### [Problem description]
Work out how many lines in the listing below include the word "party"; answer with the number alone.

(Data entries)
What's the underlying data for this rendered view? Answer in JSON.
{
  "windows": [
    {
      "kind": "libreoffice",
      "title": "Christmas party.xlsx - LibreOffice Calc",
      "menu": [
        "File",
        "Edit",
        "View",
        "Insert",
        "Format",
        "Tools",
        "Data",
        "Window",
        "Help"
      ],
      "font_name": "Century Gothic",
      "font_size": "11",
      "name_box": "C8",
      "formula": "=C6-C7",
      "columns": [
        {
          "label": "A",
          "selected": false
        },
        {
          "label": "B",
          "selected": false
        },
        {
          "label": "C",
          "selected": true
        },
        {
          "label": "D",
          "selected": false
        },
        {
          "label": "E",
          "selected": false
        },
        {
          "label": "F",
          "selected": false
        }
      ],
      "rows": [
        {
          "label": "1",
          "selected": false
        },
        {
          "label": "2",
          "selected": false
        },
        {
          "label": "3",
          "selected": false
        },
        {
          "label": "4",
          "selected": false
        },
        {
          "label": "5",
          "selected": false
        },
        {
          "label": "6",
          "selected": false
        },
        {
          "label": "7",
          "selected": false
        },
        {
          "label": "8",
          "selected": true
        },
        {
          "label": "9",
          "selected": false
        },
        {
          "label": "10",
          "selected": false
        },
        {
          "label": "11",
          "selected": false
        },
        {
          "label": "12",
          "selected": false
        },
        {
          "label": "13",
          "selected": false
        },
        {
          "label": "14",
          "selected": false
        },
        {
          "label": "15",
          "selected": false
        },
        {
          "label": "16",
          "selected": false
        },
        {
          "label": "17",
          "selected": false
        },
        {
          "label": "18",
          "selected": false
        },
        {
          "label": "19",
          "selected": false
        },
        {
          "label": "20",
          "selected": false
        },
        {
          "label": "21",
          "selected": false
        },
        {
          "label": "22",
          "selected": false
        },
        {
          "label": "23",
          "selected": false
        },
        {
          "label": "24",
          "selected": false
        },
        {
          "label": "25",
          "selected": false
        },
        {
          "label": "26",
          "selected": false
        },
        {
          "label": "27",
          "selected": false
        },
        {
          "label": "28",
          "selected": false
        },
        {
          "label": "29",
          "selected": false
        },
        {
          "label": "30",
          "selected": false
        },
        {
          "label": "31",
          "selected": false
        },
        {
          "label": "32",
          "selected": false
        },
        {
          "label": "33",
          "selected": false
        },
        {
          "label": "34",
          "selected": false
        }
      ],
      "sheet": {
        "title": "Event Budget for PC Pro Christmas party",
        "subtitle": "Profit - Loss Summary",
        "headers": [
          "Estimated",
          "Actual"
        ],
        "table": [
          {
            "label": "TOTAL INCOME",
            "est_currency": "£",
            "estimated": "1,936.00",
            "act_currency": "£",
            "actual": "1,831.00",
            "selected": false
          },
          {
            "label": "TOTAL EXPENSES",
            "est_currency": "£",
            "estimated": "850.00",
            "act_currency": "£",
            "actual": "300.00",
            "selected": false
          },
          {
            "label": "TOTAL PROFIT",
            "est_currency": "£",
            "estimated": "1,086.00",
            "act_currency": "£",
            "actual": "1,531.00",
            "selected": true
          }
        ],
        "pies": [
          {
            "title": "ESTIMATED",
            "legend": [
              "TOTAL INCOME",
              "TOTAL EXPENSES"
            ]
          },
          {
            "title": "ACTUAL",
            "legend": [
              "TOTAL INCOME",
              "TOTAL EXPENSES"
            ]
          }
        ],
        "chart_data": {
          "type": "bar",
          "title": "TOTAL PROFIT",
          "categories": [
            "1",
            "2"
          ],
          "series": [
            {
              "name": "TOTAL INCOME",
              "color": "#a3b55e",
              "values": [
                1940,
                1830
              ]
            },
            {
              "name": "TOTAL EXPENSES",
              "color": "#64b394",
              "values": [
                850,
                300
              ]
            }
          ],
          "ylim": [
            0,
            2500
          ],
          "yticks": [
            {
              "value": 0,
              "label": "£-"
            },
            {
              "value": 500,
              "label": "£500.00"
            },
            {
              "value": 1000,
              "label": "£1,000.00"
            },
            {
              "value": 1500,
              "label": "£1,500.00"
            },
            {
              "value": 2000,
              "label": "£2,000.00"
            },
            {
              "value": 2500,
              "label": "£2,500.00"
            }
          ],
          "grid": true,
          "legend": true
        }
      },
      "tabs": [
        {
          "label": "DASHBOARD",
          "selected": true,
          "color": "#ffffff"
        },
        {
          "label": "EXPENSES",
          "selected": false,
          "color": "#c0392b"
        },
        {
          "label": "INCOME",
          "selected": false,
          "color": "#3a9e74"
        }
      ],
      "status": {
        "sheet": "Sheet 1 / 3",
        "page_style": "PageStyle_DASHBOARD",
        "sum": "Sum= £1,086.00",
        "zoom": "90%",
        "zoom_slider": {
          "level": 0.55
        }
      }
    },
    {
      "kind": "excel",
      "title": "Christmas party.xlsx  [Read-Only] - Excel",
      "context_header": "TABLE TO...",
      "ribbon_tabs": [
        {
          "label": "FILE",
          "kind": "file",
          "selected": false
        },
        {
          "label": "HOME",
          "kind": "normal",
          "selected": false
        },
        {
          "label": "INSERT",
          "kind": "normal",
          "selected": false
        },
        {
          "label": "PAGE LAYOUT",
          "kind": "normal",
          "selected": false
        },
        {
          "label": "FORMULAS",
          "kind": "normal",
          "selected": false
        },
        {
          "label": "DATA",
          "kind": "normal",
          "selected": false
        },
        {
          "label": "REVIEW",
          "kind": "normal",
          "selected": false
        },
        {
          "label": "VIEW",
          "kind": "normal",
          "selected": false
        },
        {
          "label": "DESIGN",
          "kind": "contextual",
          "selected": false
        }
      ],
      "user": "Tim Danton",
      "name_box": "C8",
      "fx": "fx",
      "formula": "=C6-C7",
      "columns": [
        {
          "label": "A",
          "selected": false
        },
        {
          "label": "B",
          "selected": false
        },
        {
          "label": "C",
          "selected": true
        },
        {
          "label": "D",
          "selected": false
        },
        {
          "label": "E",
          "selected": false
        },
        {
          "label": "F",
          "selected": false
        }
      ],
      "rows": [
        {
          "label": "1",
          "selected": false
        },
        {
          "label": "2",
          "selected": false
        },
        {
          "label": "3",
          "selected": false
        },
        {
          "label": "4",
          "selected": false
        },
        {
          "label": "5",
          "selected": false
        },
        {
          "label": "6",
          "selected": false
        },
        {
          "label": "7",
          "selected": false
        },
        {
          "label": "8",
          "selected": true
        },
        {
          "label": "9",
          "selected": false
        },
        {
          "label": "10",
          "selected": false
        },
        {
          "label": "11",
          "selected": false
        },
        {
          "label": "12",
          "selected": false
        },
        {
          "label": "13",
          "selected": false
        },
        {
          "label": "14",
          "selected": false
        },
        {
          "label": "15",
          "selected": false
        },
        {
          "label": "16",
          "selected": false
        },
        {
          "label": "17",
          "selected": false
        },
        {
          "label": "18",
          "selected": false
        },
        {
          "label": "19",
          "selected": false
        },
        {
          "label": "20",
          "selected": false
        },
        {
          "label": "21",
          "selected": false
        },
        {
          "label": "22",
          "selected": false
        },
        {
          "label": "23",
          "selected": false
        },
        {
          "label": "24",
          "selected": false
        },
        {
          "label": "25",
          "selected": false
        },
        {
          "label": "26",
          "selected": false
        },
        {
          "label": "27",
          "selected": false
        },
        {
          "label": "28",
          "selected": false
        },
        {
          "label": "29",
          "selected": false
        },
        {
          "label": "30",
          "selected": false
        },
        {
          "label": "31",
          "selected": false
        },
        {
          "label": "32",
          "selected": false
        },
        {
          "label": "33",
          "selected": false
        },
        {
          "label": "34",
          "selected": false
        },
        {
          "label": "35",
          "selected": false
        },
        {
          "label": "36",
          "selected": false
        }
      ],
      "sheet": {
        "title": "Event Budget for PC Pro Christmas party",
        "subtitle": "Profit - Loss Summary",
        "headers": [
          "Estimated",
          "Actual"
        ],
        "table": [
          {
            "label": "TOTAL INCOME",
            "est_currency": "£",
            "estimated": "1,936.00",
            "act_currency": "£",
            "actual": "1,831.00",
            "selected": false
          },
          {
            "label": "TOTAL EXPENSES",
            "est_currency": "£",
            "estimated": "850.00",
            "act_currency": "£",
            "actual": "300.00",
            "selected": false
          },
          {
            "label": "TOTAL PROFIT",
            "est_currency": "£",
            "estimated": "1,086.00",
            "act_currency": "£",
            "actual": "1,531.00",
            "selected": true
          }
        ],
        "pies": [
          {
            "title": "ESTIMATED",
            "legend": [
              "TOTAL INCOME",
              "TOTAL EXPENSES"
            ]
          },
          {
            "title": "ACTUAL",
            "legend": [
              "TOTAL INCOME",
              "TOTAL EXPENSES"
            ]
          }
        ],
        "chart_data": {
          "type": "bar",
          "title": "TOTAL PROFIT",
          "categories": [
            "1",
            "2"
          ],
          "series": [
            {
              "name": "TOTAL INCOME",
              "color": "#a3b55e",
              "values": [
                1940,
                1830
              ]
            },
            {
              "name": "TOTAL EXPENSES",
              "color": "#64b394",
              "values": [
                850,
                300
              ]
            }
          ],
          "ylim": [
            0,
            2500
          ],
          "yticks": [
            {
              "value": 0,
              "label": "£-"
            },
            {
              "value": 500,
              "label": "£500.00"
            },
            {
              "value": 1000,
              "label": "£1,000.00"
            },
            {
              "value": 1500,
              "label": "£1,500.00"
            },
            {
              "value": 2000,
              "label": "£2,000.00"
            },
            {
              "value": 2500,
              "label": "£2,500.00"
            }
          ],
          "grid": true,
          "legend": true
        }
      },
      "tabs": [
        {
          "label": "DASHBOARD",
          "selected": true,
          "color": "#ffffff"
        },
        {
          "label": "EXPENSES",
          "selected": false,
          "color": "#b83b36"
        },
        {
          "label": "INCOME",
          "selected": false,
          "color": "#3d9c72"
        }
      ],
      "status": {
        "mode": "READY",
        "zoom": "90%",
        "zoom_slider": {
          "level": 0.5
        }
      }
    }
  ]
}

### [Result of the exercise]
4